▶ SHORT EXERCISE
Pull each line holding the word "Mars" from the data.

▶ INPUT
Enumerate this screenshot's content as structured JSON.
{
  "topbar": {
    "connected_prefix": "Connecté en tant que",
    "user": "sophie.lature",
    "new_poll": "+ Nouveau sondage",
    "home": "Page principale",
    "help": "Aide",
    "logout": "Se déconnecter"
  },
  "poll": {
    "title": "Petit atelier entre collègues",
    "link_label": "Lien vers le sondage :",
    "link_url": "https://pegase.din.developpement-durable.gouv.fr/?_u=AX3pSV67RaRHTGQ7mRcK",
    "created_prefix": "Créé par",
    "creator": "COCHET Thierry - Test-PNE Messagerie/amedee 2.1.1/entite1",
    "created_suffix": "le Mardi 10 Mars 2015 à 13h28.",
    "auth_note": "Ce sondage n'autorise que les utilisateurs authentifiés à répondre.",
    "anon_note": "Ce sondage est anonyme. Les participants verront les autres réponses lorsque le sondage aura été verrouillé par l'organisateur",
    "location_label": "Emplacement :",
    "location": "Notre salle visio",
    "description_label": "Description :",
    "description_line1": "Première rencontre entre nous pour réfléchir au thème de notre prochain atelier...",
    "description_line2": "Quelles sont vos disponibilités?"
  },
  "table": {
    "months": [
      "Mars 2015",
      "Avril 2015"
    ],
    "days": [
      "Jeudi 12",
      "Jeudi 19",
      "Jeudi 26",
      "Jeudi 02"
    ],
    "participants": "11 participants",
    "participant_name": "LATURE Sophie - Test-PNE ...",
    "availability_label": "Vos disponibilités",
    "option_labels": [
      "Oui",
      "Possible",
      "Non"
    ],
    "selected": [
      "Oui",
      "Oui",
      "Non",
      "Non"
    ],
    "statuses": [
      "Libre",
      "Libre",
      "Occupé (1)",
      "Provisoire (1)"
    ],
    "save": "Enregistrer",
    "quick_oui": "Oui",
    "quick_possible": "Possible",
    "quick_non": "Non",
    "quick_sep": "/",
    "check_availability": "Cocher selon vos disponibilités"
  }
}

▶ PROBLEM SOLUTION
    "created_suffix": "le Mardi 10 Mars 2015 à 13h28.",
      "Mars 2015",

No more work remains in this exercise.